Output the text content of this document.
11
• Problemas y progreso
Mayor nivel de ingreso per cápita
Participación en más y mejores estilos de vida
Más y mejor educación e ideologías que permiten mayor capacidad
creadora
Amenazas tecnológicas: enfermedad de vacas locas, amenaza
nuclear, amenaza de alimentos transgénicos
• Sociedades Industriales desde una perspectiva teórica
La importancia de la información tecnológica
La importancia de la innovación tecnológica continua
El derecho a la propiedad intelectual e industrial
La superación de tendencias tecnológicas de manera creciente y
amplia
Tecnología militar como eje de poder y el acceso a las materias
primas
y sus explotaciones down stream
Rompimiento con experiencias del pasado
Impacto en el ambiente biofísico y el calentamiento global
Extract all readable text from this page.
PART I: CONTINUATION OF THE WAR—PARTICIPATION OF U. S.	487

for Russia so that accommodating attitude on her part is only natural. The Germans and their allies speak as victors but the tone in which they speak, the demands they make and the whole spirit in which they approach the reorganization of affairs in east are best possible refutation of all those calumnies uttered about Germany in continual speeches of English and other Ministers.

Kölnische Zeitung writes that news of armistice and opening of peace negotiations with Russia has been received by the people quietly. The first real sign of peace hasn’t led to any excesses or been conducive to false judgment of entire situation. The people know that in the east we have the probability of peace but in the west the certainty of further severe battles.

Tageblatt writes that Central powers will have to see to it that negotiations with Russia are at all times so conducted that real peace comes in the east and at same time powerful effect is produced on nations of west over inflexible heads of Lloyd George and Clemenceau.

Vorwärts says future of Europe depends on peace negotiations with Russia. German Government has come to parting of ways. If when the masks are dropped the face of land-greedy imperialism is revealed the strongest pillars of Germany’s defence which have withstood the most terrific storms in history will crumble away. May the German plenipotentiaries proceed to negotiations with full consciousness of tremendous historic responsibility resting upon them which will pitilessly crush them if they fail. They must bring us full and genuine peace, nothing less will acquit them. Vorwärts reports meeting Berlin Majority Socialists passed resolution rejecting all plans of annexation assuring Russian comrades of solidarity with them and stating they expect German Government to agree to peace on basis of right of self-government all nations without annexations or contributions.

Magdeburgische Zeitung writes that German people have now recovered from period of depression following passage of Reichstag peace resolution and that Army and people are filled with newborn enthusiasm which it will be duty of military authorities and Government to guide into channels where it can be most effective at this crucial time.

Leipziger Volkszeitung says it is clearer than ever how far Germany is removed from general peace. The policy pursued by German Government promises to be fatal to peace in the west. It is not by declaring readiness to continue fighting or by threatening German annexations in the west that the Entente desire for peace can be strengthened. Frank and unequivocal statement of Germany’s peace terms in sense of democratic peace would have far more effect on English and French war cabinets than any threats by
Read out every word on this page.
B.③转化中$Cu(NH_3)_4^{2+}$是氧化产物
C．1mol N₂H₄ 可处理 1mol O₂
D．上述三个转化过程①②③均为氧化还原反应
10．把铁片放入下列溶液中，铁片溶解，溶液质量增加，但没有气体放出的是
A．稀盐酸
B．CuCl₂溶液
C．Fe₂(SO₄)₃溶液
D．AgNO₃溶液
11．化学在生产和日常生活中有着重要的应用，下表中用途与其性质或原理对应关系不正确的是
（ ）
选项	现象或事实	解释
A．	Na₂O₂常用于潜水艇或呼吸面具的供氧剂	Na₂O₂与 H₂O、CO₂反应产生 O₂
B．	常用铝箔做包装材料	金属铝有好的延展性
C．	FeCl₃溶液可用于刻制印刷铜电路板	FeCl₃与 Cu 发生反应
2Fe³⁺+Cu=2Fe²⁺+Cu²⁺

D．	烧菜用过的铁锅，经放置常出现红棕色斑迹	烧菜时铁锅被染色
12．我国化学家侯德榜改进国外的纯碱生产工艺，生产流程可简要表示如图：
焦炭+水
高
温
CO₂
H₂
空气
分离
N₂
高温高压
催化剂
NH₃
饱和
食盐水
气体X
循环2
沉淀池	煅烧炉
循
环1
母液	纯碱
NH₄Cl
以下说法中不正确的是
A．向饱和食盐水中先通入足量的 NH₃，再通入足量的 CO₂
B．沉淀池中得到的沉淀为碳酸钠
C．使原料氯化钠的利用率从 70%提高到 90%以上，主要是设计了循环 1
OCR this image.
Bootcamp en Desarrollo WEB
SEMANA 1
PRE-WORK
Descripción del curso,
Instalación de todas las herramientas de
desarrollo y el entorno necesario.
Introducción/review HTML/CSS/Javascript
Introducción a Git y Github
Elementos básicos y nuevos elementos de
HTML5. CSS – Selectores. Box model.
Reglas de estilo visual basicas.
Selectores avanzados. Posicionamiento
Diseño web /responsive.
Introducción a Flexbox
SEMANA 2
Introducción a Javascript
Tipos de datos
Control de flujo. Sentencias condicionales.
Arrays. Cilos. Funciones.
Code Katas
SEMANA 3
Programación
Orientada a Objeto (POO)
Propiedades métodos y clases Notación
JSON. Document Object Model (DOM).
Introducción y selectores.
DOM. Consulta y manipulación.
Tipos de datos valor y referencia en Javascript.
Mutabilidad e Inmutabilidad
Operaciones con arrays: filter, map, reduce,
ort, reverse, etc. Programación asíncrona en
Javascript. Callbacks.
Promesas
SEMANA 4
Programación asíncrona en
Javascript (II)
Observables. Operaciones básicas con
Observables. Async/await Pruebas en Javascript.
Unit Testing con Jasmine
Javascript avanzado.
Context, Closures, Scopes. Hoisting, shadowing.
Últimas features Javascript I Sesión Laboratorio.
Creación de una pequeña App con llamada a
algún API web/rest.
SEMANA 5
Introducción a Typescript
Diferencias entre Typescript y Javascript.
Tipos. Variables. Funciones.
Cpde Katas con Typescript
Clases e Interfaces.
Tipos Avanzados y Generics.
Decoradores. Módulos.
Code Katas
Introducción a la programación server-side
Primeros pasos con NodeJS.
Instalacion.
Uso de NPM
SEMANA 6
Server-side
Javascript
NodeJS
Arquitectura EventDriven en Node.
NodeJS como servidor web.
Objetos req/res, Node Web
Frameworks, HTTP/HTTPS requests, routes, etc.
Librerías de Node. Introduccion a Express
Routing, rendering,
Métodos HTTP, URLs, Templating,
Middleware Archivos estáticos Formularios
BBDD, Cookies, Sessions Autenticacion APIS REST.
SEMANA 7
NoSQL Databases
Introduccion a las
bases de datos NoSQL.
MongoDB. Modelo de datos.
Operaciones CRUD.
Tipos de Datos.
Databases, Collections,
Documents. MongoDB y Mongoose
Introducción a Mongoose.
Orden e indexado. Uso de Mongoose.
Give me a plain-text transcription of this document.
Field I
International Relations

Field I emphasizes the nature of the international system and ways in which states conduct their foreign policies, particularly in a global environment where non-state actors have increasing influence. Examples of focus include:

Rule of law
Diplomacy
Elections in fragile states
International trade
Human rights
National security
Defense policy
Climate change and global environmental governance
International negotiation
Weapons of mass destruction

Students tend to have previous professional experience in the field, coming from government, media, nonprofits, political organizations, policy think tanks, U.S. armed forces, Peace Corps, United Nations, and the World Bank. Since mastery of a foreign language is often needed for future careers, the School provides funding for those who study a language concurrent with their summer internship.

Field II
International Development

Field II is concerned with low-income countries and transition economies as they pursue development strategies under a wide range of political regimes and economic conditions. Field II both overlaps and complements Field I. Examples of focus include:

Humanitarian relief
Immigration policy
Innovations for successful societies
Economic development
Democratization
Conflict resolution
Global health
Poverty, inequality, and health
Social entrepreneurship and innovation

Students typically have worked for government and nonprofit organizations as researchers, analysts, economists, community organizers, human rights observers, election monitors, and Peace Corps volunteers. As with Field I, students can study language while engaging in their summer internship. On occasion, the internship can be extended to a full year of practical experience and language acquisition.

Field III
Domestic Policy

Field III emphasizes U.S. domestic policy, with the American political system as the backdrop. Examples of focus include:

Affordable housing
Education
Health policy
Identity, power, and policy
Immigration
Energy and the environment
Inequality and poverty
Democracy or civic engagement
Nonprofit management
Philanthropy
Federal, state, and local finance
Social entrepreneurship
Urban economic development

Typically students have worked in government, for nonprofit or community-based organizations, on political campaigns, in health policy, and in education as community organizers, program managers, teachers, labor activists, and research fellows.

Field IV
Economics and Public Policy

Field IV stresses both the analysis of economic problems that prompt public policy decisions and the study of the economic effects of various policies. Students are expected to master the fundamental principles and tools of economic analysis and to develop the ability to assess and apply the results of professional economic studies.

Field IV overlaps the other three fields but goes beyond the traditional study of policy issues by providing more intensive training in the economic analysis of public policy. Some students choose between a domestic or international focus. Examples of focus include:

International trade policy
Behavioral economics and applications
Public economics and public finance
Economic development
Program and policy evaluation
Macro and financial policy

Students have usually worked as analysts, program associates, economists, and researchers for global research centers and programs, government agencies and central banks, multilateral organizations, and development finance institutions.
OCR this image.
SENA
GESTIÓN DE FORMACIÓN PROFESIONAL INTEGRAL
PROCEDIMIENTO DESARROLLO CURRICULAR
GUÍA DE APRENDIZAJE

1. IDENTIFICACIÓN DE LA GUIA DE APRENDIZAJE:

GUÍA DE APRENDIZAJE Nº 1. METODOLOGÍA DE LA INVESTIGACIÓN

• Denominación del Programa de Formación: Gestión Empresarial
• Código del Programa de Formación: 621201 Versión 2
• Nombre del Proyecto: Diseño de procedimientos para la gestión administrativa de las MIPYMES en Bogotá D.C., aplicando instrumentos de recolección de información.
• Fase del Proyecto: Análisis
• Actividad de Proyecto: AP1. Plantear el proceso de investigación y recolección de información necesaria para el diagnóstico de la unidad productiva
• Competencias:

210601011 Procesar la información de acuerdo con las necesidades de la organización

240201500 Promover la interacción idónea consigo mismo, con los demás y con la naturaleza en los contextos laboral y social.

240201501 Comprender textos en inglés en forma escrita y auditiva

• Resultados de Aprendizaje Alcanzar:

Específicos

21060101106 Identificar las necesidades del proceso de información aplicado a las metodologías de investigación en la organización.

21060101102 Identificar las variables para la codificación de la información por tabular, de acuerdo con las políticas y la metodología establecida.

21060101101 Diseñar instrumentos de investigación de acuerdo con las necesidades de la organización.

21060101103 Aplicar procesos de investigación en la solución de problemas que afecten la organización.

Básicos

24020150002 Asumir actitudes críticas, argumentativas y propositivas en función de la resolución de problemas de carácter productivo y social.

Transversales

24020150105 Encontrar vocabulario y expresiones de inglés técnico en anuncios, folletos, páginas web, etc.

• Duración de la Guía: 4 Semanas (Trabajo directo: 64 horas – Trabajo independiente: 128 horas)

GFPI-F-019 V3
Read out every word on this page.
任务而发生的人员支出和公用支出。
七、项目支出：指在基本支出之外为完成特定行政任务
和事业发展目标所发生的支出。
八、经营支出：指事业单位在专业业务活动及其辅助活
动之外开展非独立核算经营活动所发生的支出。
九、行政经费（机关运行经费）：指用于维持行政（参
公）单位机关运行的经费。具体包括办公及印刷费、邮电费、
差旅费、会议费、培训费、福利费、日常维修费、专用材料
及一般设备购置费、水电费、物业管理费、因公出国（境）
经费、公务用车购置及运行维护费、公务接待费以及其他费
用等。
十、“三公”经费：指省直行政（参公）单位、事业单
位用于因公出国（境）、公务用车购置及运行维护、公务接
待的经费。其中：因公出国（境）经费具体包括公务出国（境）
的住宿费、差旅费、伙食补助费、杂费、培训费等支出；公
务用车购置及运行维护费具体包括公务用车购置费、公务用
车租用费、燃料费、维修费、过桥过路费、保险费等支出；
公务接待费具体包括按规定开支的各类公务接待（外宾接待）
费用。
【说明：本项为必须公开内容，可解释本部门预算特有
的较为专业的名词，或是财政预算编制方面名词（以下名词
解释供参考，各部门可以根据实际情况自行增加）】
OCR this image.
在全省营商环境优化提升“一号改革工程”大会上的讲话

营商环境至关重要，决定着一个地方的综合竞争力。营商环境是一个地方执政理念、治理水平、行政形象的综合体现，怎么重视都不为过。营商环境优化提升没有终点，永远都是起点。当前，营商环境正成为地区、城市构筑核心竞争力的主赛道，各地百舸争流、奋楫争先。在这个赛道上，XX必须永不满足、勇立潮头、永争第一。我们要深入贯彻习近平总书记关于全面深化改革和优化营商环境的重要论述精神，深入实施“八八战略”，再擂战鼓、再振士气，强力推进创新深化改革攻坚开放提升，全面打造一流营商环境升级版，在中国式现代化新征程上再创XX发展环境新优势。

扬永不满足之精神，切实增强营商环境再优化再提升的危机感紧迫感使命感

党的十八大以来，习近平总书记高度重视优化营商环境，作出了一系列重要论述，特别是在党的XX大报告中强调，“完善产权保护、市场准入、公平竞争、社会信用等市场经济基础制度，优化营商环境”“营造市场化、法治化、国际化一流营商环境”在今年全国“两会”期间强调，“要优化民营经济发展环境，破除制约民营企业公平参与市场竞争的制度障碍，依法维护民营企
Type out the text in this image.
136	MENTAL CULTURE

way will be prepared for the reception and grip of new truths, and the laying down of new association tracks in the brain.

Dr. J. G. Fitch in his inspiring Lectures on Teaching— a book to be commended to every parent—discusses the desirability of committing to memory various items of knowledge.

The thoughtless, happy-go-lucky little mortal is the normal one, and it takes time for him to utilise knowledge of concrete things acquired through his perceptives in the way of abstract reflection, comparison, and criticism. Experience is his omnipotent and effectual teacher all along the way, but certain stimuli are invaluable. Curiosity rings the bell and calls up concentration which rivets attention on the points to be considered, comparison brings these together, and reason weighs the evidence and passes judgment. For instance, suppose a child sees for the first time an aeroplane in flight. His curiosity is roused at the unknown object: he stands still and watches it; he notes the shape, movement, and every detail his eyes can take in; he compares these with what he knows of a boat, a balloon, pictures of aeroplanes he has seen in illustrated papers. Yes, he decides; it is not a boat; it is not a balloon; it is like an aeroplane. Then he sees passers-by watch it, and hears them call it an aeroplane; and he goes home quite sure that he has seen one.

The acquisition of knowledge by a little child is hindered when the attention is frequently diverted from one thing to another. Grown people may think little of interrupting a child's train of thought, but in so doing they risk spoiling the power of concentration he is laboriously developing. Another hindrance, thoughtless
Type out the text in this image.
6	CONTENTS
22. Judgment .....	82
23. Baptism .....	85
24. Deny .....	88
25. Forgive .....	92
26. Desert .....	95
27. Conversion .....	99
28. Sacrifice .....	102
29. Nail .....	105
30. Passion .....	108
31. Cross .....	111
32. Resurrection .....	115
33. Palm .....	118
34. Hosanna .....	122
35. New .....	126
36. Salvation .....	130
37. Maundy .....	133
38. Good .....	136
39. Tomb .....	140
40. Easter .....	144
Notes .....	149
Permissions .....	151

###

SHORT EXERCISE: Pull out every line of the entries that includes the word "para".

CORRECT RESPONSE:
• Nombre del Proyecto: Diseño de procedimientos para la gestión administrativa de las MIPYMES en Bogotá D.C., aplicando instrumentos de recolección de información.
• Actividad de Proyecto: AP1. Plantear el proceso de investigación y recolección de información necesaria para el diagnóstico de la unidad productiva
21060101102 Identificar las variables para la codificación de la información por tabular, de acuerdo con las políticas y la metodología establecida.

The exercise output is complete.